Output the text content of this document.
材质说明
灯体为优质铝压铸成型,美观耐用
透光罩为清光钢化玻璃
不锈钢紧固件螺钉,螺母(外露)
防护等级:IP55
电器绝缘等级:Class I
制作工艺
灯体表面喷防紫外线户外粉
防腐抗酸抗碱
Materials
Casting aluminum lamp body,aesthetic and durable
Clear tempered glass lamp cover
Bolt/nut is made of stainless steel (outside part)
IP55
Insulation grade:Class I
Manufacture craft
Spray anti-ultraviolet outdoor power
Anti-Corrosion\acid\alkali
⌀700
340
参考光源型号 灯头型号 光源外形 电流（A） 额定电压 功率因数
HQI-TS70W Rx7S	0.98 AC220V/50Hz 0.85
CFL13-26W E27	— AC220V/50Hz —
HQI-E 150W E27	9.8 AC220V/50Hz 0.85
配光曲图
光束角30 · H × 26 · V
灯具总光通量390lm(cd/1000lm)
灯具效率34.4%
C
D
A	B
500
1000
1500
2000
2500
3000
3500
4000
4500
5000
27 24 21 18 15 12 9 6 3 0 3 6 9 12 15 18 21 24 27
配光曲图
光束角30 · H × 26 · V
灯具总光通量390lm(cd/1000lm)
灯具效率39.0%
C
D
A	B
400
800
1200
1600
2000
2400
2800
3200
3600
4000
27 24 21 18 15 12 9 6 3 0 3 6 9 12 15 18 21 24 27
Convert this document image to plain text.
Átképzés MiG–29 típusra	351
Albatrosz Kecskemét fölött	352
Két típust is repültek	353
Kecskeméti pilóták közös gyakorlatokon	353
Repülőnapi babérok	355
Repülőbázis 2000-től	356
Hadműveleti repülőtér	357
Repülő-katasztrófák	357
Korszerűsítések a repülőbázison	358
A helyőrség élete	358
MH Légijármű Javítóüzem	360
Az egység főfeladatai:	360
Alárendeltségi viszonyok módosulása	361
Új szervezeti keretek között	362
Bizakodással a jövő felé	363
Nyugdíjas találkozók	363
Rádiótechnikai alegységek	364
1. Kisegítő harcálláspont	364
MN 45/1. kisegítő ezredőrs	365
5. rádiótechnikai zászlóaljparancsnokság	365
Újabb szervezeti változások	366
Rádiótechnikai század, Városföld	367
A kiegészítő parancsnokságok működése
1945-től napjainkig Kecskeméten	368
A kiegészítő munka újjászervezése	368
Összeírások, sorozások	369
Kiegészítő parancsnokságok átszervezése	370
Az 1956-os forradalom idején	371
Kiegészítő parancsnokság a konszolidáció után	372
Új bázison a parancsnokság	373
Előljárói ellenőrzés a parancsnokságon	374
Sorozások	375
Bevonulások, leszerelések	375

::::

Each record must be repeated exactly as it is.

Output the text content of this document.
材质说明
灯体为优质铝压铸成型,美观耐用
透光罩为清光钢化玻璃
不锈钢紧固件螺钉,螺母(外露)
防护等级:IP55
电器绝缘等级:Class I
制作工艺
灯体表面喷防紫外线户外粉
防腐抗酸抗碱
Materials
Casting aluminum lamp body,aesthetic and durable
Clear tempered glass lamp cover
Bolt/nut is made of stainless steel (outside part)
IP55
Insulation grade:Class I
Manufacture craft
Spray anti-ultraviolet outdoor power
Anti-Corrosion\acid\alkali
⌀700
340
参考光源型号 灯头型号 光源外形 电流（A） 额定电压 功率因数
HQI-TS70W Rx7S	0.98 AC220V/50Hz 0.85
CFL13-26W E27	— AC220V/50Hz —
HQI-E 150W E27	9.8 AC220V/50Hz 0.85
配光曲图
光束角30 · H × 26 · V
灯具总光通量390lm(cd/1000lm)
灯具效率34.4%
C
D
A	B
500
1000
1500
2000
2500
3000
3500
4000
4500
5000
27 24 21 18 15 12 9 6 3 0 3 6 9 12 15 18 21 24 27
配光曲图
光束角30 · H × 26 · V
灯具总光通量390lm(cd/1000lm)
灯具效率39.0%
C
D
A	B
400
800
1200
1600
2000
2400
2800
3200
3600
4000
27 24 21 18 15 12 9 6 3 0 3 6 9 12 15 18 21 24 27
Convert this document image to plain text.
Átképzés MiG–29 típusra	351
Albatrosz Kecskemét fölött	352
Két típust is repültek	353
Kecskeméti pilóták közös gyakorlatokon	353
Repülőnapi babérok	355
Repülőbázis 2000-től	356
Hadműveleti repülőtér	357
Repülő-katasztrófák	357
Korszerűsítések a repülőbázison	358
A helyőrség élete	358
MH Légijármű Javítóüzem	360
Az egység főfeladatai:	360
Alárendeltségi viszonyok módosulása	361
Új szervezeti keretek között	362
Bizakodással a jövő felé	363
Nyugdíjas találkozók	363
Rádiótechnikai alegységek	364
1. Kisegítő harcálláspont	364
MN 45/1. kisegítő ezredőrs	365
5. rádiótechnikai zászlóaljparancsnokság	365
Újabb szervezeti változások	366
Rádiótechnikai század, Városföld	367
A kiegészítő parancsnokságok működése
1945-től napjainkig Kecskeméten	368
A kiegészítő munka újjászervezése	368
Összeírások, sorozások	369
Kiegészítő parancsnokságok átszervezése	370
Az 1956-os forradalom idején	371
Kiegészítő parancsnokság a konszolidáció után	372
Új bázison a parancsnokság	373
Előljárói ellenőrzés a parancsnokságon	374
Sorozások	375
Bevonulások, leszerelések	375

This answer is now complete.